* THE REQUEST *
Write out every record below exactly as it appears.

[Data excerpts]
-=-=-=-=-

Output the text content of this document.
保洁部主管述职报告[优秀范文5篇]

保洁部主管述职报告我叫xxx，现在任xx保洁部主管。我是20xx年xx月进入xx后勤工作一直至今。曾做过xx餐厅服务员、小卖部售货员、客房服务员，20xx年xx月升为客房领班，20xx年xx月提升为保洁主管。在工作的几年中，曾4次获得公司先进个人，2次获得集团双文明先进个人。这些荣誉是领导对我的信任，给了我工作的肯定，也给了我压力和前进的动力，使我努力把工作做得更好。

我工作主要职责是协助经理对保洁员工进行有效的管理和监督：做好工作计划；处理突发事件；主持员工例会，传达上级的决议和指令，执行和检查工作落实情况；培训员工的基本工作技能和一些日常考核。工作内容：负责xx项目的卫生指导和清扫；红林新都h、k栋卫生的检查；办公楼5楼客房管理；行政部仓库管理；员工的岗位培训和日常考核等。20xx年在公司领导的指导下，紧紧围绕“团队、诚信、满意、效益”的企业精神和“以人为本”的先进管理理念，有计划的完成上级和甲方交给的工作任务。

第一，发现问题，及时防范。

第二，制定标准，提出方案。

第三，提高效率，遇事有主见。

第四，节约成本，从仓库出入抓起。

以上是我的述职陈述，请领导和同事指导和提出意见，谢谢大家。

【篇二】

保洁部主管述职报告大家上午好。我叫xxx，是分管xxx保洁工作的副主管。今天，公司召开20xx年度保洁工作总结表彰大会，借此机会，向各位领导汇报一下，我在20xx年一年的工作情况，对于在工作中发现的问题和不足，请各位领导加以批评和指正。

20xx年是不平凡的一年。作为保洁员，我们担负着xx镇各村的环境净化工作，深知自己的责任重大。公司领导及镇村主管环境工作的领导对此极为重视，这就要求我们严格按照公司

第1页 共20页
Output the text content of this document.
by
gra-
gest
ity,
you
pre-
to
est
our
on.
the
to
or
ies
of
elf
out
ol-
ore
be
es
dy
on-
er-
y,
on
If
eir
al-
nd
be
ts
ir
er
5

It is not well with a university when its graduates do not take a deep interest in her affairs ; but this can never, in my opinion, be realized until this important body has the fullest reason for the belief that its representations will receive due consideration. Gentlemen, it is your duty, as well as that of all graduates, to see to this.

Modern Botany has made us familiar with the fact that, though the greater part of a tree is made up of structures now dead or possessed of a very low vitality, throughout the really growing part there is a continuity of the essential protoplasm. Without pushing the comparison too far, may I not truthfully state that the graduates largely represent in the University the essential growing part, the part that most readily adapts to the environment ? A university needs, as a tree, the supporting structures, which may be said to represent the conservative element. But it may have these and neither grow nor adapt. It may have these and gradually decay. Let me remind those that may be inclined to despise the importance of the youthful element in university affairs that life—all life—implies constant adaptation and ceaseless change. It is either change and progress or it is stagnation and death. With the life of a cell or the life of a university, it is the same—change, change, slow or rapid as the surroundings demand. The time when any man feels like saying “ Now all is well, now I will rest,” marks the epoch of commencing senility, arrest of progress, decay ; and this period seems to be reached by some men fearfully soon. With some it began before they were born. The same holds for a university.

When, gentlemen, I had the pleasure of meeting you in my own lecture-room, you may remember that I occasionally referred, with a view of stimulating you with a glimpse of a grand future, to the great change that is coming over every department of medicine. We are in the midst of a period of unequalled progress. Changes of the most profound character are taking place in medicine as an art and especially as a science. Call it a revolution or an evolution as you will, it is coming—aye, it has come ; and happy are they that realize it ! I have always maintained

-=-=-=-=-

* EXERCISE ANSWER *
Output the text content of this document.
保洁部主管述职报告[优秀范文5篇]

保洁部主管述职报告我叫xxx，现在任xx保洁部主管。我是20xx年xx月进入xx后勤工作一直至今。曾做过xx餐厅服务员、小卖部售货员、客房服务员，20xx年xx月升为客房领班，20xx年xx月提升为保洁主管。在工作的几年中，曾4次获得公司先进个人，2次获得集团双文明先进个人。这些荣誉是领导对我的信任，给了我工作的肯定，也给了我压力和前进的动力，使我努力把工作做得更好。

我工作主要职责是协助经理对保洁员工进行有效的管理和监督：做好工作计划；处理突发事件；主持员工例会，传达上级的决议和指令，执行和检查工作落实情况；培训员工的基本工作技能和一些日常考核。工作内容：负责xx项目的卫生指导和清扫；红林新都h、k栋卫生的检查；办公楼5楼客房管理；行政部仓库管理；员工的岗位培训和日常考核等。20xx年在公司领导的指导下，紧紧围绕“团队、诚信、满意、效益”的企业精神和“以人为本”的先进管理理念，有计划的完成上级和甲方交给的工作任务。

第一，发现问题，及时防范。

第二，制定标准，提出方案。

第三，提高效率，遇事有主见。

第四，节约成本，从仓库出入抓起。

以上是我的述职陈述，请领导和同事指导和提出意见，谢谢大家。

【篇二】

保洁部主管述职报告大家上午好。我叫xxx，是分管xxx保洁工作的副主管。今天，公司召开20xx年度保洁工作总结表彰大会，借此机会，向各位领导汇报一下，我在20xx年一年的工作情况，对于在工作中发现的问题和不足，请各位领导加以批评和指正。

20xx年是不平凡的一年。作为保洁员，我们担负着xx镇各村的环境净化工作，深知自己的责任重大。公司领导及镇村主管环境工作的领导对此极为重视，这就要求我们严格按照公司

第1页 共20页
Output the text content of this document.
by
gra-
gest
ity,
you
pre-
to
est
our
on.
the
to
or
ies
of
elf
out
ol-
ore
be
es
dy
on-
er-
y,
on
If
eir
al-
nd
be
ts
ir
er
5

It is not well with a university when its graduates do not take a deep interest in her affairs ; but this can never, in my opinion, be realized until this important body has the fullest reason for the belief that its representations will receive due consideration. Gentlemen, it is your duty, as well as that of all graduates, to see to this.

Modern Botany has made us familiar with the fact that, though the greater part of a tree is made up of structures now dead or possessed of a very low vitality, throughout the really growing part there is a continuity of the essential protoplasm. Without pushing the comparison too far, may I not truthfully state that the graduates largely represent in the University the essential growing part, the part that most readily adapts to the environment ? A university needs, as a tree, the supporting structures, which may be said to represent the conservative element. But it may have these and neither grow nor adapt. It may have these and gradually decay. Let me remind those that may be inclined to despise the importance of the youthful element in university affairs that life—all life—implies constant adaptation and ceaseless change. It is either change and progress or it is stagnation and death. With the life of a cell or the life of a university, it is the same—change, change, slow or rapid as the surroundings demand. The time when any man feels like saying “ Now all is well, now I will rest,” marks the epoch of commencing senility, arrest of progress, decay ; and this period seems to be reached by some men fearfully soon. With some it began before they were born. The same holds for a university.

When, gentlemen, I had the pleasure of meeting you in my own lecture-room, you may remember that I occasionally referred, with a view of stimulating you with a glimpse of a grand future, to the great change that is coming over every department of medicine. We are in the midst of a period of unequalled progress. Changes of the most profound character are taking place in medicine as an art and especially as a science. Call it a revolution or an evolution as you will, it is coming—aye, it has come ; and happy are they that realize it ! I have always maintained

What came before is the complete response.